Each line of the listing that contains the word "Cache" is to be copied.

● Part of a data file:
'''

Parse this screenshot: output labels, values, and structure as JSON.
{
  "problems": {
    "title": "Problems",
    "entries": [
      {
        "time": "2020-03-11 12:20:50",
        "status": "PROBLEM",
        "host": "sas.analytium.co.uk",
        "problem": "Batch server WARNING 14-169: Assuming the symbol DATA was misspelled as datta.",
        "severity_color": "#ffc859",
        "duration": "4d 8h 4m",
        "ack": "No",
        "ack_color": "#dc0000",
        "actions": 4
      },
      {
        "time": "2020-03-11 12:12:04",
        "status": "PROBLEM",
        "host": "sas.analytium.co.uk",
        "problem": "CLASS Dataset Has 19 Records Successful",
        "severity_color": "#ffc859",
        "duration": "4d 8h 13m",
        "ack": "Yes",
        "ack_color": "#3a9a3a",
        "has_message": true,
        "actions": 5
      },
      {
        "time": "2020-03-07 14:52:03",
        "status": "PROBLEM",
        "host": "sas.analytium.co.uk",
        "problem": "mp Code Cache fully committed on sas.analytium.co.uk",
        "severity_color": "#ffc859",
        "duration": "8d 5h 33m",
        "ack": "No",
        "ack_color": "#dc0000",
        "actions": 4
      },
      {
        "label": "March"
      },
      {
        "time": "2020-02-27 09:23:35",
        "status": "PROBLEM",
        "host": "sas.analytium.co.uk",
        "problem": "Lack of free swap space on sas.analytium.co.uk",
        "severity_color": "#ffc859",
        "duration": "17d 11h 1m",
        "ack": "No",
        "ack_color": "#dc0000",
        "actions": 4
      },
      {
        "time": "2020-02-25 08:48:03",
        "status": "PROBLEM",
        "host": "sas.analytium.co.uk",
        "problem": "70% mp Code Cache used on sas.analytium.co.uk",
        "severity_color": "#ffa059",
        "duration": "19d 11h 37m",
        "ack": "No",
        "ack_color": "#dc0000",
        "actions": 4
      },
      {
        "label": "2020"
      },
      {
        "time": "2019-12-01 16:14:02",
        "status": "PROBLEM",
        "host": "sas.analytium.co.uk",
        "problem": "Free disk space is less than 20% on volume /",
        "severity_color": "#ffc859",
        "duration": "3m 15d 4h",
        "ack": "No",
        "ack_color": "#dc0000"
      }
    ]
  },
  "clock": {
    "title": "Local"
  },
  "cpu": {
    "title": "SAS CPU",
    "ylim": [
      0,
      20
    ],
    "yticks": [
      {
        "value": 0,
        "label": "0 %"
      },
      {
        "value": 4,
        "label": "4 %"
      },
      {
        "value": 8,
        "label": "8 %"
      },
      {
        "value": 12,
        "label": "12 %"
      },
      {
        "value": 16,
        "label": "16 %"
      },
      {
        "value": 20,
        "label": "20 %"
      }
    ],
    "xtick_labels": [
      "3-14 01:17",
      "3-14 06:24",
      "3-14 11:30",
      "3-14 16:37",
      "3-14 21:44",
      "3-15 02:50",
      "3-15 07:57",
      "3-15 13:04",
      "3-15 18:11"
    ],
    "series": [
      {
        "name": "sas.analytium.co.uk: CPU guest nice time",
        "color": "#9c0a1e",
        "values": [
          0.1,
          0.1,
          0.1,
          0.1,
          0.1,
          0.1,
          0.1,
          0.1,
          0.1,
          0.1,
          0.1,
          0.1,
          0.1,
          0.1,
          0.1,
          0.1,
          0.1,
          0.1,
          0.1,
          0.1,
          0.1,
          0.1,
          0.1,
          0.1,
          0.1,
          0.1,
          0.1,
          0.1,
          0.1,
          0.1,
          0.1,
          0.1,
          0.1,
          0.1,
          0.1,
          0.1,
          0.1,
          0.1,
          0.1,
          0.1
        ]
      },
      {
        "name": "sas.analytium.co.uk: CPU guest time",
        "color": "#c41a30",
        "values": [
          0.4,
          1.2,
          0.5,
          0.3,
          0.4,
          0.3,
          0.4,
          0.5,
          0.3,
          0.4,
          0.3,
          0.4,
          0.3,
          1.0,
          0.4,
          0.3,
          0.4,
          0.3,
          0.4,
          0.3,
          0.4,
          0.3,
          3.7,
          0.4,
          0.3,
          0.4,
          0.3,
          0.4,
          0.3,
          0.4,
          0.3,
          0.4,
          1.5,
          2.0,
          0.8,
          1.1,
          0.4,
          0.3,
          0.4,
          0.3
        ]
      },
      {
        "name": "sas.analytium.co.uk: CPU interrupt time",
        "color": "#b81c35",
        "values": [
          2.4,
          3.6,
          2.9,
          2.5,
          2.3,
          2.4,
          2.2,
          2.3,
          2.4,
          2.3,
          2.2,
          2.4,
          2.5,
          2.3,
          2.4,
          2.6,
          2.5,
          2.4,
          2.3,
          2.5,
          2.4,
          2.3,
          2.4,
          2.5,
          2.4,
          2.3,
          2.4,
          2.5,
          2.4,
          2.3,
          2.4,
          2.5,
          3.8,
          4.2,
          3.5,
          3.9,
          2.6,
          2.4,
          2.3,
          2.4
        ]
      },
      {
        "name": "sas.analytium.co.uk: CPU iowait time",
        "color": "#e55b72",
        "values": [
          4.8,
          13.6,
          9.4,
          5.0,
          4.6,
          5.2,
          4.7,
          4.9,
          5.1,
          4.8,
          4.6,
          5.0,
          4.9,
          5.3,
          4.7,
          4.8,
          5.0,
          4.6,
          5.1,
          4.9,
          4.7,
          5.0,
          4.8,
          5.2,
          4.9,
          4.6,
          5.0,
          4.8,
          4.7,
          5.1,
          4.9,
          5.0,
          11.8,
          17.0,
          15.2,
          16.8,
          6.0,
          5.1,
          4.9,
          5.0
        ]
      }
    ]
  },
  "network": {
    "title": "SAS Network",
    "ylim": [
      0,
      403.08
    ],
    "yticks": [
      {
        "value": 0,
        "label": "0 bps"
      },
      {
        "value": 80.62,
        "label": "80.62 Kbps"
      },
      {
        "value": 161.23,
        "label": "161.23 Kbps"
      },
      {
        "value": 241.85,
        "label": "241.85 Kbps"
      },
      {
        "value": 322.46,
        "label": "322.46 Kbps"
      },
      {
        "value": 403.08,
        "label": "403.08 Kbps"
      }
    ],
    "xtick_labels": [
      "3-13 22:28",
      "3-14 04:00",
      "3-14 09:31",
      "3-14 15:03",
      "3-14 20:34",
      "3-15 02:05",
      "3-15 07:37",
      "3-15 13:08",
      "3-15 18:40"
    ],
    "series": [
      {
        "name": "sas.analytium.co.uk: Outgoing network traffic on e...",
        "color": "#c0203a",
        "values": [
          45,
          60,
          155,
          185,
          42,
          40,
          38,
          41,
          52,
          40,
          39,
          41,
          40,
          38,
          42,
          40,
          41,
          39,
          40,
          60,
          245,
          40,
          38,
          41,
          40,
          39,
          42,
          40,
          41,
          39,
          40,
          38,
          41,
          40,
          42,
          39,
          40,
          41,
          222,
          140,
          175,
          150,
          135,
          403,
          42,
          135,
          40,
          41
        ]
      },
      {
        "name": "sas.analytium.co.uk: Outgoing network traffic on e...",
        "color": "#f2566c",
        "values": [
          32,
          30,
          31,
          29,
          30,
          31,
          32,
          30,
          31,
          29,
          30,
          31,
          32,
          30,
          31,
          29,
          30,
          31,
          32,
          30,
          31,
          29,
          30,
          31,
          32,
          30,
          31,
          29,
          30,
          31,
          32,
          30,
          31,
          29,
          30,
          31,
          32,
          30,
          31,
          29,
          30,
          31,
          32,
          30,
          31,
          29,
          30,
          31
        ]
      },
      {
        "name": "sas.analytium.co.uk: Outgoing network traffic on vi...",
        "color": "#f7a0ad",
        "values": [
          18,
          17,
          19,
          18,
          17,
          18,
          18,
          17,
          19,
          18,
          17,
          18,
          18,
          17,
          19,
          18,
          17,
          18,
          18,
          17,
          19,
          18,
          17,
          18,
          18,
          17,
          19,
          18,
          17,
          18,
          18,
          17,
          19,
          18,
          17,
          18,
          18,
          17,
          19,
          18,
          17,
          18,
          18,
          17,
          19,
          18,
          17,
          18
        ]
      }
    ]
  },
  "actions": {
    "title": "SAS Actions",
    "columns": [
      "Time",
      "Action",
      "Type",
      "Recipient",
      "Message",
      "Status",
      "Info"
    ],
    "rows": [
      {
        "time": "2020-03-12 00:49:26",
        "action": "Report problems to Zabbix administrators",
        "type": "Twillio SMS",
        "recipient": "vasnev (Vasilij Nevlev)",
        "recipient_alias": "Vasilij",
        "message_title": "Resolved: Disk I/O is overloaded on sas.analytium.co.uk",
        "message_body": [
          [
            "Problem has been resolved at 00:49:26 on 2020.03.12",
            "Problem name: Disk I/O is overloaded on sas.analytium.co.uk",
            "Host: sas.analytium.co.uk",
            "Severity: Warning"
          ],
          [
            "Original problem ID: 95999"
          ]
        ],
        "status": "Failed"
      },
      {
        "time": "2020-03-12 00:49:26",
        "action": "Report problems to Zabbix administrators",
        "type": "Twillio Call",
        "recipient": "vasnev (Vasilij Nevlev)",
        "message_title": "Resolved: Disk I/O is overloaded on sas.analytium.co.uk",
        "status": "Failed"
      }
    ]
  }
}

'''

● Complete answer:
        "problem": "mp Code Cache fully committed on sas.analytium.co.uk",
        "problem": "70% mp Code Cache used on sas.analytium.co.uk",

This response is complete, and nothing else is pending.